* **What to do**:
[1] From the text on noninvasive liver markers below, copy the passage from "(1) FLI ≥76.5" up to and including "or CAP >213.".
[2] According to the text on noninvasive liver markers below, what percentage of patients in the cohort had advanced fibrosis?
[3] List every noninvasive marker for which the text on noninvasive liver markers below reports an AUROC for advanced fibrosis (F ≥3).

* **Text**:
= Beginning of Section =

Literature reference point.
Rule-in.
Rule-out.
Optimum point established by the Youden index.
8.38m: TyG >8.38 or TyG <8.38 with hypoglycemic and/or lipid-lowering treatment.
(1) FLI ≥76.5 or FLI <76.5 and TyG >8.38 with ultrasound (US) steatosis or CAP >203.
(2) HSI ≥41.3 or HSI <41.3 and TyG >8.38 with US steatosis or CAP >213.
We analyzed the diagnostic yield of all the tests using current cutoffs for each and those obtained using the Youden index. Sensitivity was >0.85 for all except HSI. Specificity was lower overall and improved in all tests, except for ultrasound, after modification of the cutoffs. With a prevalence of steatosis (any grade) of 90%, the values FLI ≥41.3, HSI >41.3, and TyG ≥8.58 had a positive predictive value >95% for predicting steatosis (Table 3).
Diagnostic Accuracy of Noninvasive Markers of Liver Fibrosis
The diagnostic yield of APRI, FIB-4, and TE for any grade of fibrosis (F ≥1) was not very high because the AUROCs were 0.76 (95% CI, 0.63–0.89; P = .001), 0.76 (95% CI, 0.65–0.87; P = .001), and 0.72 (95% CI, 0.59–0.85; P = .005), respectively. Similarly, the AUROC for the NFS was low (AUROC, 0.69 [95% CI, 0.56–0.82; P = .01]). In the case of advanced fibrosis (F ≥3), APRI, FIB-4, and TE yielded very high AUROCs: 0.95 (95% CI, 0.9–1; P < .01), 0.97 (95% CI, 0.93–1; P <.01), and 0.92 (95% CI, 0.82–1; P < .05), whereas that of the NFS was lower (0.85; 95% CI, 0.68–1; P = .09). No further analyses were performed owing to the low percentage of patients with advanced fibrosis in the cohort (4.3%).

= End of Section =

* **Exercise data**:
= Beginning of Section =

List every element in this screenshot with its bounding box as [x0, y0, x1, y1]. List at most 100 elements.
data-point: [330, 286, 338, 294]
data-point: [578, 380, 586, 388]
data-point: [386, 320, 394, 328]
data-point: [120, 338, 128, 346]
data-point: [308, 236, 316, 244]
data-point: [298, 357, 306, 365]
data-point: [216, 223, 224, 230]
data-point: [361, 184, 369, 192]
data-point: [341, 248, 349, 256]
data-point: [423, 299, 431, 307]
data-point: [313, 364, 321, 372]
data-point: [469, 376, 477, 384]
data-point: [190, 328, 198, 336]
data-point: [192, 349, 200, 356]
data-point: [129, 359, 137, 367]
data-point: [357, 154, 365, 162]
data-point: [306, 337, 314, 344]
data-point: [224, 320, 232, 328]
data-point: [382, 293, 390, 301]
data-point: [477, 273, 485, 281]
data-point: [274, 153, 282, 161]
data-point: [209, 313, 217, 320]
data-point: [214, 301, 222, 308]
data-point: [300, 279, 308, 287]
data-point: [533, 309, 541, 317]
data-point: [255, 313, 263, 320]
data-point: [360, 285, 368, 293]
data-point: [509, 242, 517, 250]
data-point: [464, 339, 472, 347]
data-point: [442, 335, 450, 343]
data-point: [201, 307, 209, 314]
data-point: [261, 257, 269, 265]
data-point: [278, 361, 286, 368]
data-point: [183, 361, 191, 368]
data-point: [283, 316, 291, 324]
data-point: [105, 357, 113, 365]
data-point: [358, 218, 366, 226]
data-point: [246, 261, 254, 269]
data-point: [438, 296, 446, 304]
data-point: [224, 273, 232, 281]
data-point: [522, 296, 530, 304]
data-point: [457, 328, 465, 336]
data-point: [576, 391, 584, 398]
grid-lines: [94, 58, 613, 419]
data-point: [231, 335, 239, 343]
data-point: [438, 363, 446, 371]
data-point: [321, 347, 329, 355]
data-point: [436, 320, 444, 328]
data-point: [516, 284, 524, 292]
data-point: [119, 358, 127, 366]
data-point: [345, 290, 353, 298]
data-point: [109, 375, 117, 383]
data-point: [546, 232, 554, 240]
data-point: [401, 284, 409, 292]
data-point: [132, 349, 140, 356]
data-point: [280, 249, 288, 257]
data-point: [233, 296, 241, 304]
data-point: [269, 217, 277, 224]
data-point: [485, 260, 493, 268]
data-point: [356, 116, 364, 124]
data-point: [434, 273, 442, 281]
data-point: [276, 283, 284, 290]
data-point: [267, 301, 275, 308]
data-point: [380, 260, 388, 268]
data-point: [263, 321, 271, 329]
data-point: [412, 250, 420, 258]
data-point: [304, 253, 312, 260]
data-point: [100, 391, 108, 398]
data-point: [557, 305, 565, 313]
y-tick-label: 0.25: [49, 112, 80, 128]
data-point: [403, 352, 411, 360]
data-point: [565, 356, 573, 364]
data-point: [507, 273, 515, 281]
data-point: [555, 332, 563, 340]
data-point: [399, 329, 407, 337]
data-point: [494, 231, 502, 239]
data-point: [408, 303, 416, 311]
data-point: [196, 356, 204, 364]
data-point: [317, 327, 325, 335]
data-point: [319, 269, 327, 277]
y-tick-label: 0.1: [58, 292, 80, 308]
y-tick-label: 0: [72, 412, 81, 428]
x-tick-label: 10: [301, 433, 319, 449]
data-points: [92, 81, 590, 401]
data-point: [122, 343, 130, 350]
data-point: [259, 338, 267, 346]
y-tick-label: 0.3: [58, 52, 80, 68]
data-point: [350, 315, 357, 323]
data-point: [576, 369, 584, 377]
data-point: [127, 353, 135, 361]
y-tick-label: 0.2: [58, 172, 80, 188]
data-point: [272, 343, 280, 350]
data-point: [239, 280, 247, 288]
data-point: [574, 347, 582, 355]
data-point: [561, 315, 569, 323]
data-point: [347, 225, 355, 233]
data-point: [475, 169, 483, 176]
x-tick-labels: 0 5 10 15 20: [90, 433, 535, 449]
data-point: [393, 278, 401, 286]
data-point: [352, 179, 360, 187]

= End of Section =

* **Answers for the exercise**:
[1]
(1) FLI ≥76.5 or FLI <76.5 and TyG >8.38 with ultrasound (US) steatosis or CAP >203.
(2) HSI ≥41.3 or HSI <41.3 and TyG >8.38 with US steatosis or CAP >213.

[2] 4.3%

[3] APRI, FIB-4, TE, NFS